(Excerpts from a figure dataset)
────

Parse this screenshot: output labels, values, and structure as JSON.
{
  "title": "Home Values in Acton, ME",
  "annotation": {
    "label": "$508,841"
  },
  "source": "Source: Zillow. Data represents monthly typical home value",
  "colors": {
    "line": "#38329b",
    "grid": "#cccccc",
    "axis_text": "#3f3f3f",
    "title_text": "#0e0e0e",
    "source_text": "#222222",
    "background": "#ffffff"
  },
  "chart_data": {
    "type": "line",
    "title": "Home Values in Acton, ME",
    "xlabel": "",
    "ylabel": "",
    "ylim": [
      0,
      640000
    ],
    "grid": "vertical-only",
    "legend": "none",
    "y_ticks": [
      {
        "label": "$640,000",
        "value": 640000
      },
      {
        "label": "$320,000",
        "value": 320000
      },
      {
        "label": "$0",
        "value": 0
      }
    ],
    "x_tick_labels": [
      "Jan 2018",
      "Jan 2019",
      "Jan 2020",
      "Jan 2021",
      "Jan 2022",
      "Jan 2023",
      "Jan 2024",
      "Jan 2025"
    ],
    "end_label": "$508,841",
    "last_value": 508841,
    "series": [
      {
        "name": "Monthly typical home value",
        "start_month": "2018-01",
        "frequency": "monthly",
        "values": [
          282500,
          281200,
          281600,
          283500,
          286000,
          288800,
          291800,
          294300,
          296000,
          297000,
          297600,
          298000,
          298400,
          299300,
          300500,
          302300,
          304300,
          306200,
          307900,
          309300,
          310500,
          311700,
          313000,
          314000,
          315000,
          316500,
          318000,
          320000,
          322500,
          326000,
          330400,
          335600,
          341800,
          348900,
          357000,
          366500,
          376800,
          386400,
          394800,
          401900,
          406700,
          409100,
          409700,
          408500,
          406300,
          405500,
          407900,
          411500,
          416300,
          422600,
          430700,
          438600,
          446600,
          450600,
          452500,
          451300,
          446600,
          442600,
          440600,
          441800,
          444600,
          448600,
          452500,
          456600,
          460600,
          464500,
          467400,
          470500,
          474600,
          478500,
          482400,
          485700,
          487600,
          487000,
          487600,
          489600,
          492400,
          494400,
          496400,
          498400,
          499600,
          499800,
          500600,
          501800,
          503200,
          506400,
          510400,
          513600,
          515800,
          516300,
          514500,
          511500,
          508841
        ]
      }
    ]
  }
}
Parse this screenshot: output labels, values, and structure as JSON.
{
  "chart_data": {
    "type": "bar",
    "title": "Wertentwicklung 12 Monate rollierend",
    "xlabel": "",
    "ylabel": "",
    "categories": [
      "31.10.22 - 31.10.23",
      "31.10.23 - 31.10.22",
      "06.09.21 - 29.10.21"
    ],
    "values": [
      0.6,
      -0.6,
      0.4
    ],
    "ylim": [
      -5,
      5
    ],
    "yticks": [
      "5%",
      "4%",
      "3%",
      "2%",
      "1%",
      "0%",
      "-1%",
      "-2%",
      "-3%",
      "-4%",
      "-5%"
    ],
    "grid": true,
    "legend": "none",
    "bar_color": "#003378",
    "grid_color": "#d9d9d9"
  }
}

────

§ What is needed:
Take the entries above and copy them out exactly.

§ Written response:
Parse this screenshot: output labels, values, and structure as JSON.
{
  "title": "Home Values in Acton, ME",
  "annotation": {
    "label": "$508,841"
  },
  "source": "Source: Zillow. Data represents monthly typical home value",
  "colors": {
    "line": "#38329b",
    "grid": "#cccccc",
    "axis_text": "#3f3f3f",
    "title_text": "#0e0e0e",
    "source_text": "#222222",
    "background": "#ffffff"
  },
  "chart_data": {
    "type": "line",
    "title": "Home Values in Acton, ME",
    "xlabel": "",
    "ylabel": "",
    "ylim": [
      0,
      640000
    ],
    "grid": "vertical-only",
    "legend": "none",
    "y_ticks": [
      {
        "label": "$640,000",
        "value": 640000
      },
      {
        "label": "$320,000",
        "value": 320000
      },
      {
        "label": "$0",
        "value": 0
      }
    ],
    "x_tick_labels": [
      "Jan 2018",
      "Jan 2019",
      "Jan 2020",
      "Jan 2021",
      "Jan 2022",
      "Jan 2023",
      "Jan 2024",
      "Jan 2025"
    ],
    "end_label": "$508,841",
    "last_value": 508841,
    "series": [
      {
        "name": "Monthly typical home value",
        "start_month": "2018-01",
        "frequency": "monthly",
        "values": [
          282500,
          281200,
          281600,
          283500,
          286000,
          288800,
          291800,
          294300,
          296000,
          297000,
          297600,
          298000,
          298400,
          299300,
          300500,
          302300,
          304300,
          306200,
          307900,
          309300,
          310500,
          311700,
          313000,
          314000,
          315000,
          316500,
          318000,
          320000,
          322500,
          326000,
          330400,
          335600,
          341800,
          348900,
          357000,
          366500,
          376800,
          386400,
          394800,
          401900,
          406700,
          409100,
          409700,
          408500,
          406300,
          405500,
          407900,
          411500,
          416300,
          422600,
          430700,
          438600,
          446600,
          450600,
          452500,
          451300,
          446600,
          442600,
          440600,
          441800,
          444600,
          448600,
          452500,
          456600,
          460600,
          464500,
          467400,
          470500,
          474600,
          478500,
          482400,
          485700,
          487600,
          487000,
          487600,
          489600,
          492400,
          494400,
          496400,
          498400,
          499600,
          499800,
          500600,
          501800,
          503200,
          506400,
          510400,
          513600,
          515800,
          516300,
          514500,
          511500,
          508841
        ]
      }
    ]
  }
}
Parse this screenshot: output labels, values, and structure as JSON.
{
  "chart_data": {
    "type": "bar",
    "title": "Wertentwicklung 12 Monate rollierend",
    "xlabel": "",
    "ylabel": "",
    "categories": [
      "31.10.22 - 31.10.23",
      "31.10.23 - 31.10.22",
      "06.09.21 - 29.10.21"
    ],
    "values": [
      0.6,
      -0.6,
      0.4
    ],
    "ylim": [
      -5,
      5
    ],
    "yticks": [
      "5%",
      "4%",
      "3%",
      "2%",
      "1%",
      "0%",
      "-1%",
      "-2%",
      "-3%",
      "-4%",
      "-5%"
    ],
    "grid": true,
    "legend": "none",
    "bar_color": "#003378",
    "grid_color": "#d9d9d9"
  }
}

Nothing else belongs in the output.